▸ **Given request**
Reproduce the data that follows in its entirety, character for character.

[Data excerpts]
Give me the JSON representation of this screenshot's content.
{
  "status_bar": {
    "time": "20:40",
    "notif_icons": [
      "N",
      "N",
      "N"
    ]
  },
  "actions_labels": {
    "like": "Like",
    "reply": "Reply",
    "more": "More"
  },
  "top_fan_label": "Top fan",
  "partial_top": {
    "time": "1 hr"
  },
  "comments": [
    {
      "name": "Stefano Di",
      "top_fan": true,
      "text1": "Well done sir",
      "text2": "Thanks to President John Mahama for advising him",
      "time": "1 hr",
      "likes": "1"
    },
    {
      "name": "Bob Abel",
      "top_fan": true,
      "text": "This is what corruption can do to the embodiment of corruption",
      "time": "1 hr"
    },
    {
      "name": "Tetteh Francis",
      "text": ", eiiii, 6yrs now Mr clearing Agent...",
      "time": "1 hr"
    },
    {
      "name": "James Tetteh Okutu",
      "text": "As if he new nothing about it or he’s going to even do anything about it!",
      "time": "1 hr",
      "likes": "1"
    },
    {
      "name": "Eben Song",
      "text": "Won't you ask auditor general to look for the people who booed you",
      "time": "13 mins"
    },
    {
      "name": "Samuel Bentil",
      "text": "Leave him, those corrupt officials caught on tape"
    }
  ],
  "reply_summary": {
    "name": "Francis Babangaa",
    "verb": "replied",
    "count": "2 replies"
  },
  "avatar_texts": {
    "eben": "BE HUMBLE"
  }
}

▸ **Worked solution**
Give me the JSON representation of this screenshot's content.
{
  "status_bar": {
    "time": "20:40",
    "notif_icons": [
      "N",
      "N",
      "N"
    ]
  },
  "actions_labels": {
    "like": "Like",
    "reply": "Reply",
    "more": "More"
  },
  "top_fan_label": "Top fan",
  "partial_top": {
    "time": "1 hr"
  },
  "comments": [
    {
      "name": "Stefano Di",
      "top_fan": true,
      "text1": "Well done sir",
      "text2": "Thanks to President John Mahama for advising him",
      "time": "1 hr",
      "likes": "1"
    },
    {
      "name": "Bob Abel",
      "top_fan": true,
      "text": "This is what corruption can do to the embodiment of corruption",
      "time": "1 hr"
    },
    {
      "name": "Tetteh Francis",
      "text": ", eiiii, 6yrs now Mr clearing Agent...",
      "time": "1 hr"
    },
    {
      "name": "James Tetteh Okutu",
      "text": "As if he new nothing about it or he’s going to even do anything about it!",
      "time": "1 hr",
      "likes": "1"
    },
    {
      "name": "Eben Song",
      "text": "Won't you ask auditor general to look for the people who booed you",
      "time": "13 mins"
    },
    {
      "name": "Samuel Bentil",
      "text": "Leave him, those corrupt officials caught on tape"
    }
  ],
  "reply_summary": {
    "name": "Francis Babangaa",
    "verb": "replied",
    "count": "2 replies"
  },
  "avatar_texts": {
    "eben": "BE HUMBLE"
  }
}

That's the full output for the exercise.